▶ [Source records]
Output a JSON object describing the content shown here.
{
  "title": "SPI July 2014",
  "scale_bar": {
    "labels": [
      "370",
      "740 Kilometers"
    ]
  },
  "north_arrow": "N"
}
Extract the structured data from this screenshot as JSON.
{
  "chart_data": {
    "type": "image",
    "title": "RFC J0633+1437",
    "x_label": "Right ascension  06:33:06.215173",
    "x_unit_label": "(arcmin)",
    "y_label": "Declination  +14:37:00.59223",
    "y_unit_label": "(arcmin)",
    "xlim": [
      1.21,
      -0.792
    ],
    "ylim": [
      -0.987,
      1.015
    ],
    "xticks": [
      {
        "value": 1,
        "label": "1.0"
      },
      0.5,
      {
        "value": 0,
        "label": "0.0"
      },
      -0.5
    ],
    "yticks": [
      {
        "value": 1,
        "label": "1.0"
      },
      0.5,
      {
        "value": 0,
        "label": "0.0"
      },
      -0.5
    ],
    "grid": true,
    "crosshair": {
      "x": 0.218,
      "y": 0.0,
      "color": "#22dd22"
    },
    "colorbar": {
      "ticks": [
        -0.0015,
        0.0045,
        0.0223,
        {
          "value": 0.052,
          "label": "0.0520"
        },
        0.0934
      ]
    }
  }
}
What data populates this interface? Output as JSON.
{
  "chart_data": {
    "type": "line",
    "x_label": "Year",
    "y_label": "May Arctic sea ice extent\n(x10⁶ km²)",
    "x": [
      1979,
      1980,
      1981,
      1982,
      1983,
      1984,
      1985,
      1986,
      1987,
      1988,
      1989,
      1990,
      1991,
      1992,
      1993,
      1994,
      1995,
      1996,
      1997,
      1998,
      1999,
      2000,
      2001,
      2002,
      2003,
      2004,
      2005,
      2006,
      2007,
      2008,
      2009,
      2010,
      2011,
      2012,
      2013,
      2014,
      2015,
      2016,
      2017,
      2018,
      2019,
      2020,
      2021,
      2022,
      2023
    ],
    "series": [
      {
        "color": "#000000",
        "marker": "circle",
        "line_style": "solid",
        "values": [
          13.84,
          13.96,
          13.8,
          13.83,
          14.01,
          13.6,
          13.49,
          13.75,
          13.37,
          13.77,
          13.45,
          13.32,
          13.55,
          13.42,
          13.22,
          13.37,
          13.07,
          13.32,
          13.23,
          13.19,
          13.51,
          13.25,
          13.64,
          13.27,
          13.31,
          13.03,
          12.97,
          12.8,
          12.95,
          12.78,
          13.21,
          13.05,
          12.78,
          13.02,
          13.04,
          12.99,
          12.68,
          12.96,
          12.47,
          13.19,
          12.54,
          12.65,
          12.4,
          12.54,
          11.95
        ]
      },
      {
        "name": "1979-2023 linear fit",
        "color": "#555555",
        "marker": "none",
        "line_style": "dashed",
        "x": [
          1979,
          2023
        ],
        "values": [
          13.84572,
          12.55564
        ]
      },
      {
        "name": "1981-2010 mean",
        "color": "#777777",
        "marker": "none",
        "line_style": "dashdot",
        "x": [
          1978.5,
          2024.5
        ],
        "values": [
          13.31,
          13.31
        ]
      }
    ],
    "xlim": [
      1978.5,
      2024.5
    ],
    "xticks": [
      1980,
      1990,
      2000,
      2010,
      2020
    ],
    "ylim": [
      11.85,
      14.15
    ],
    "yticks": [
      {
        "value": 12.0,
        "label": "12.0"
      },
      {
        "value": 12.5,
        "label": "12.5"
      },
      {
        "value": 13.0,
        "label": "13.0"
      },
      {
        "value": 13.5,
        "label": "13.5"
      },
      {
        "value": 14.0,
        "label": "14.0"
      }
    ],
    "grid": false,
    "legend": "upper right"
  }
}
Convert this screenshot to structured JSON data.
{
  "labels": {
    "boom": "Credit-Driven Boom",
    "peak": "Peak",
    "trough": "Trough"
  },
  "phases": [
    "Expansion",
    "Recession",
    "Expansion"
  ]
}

▶ [WHAT IS EXPECTED] Filter the records above for "JSON" and copy every matching line.

▶ [EXPECTED ANSWER]
Output a JSON object describing the content shown here.
Extract the structured data from this screenshot as JSON.
What data populates this interface? Output as JSON.
Convert this screenshot to structured JSON data.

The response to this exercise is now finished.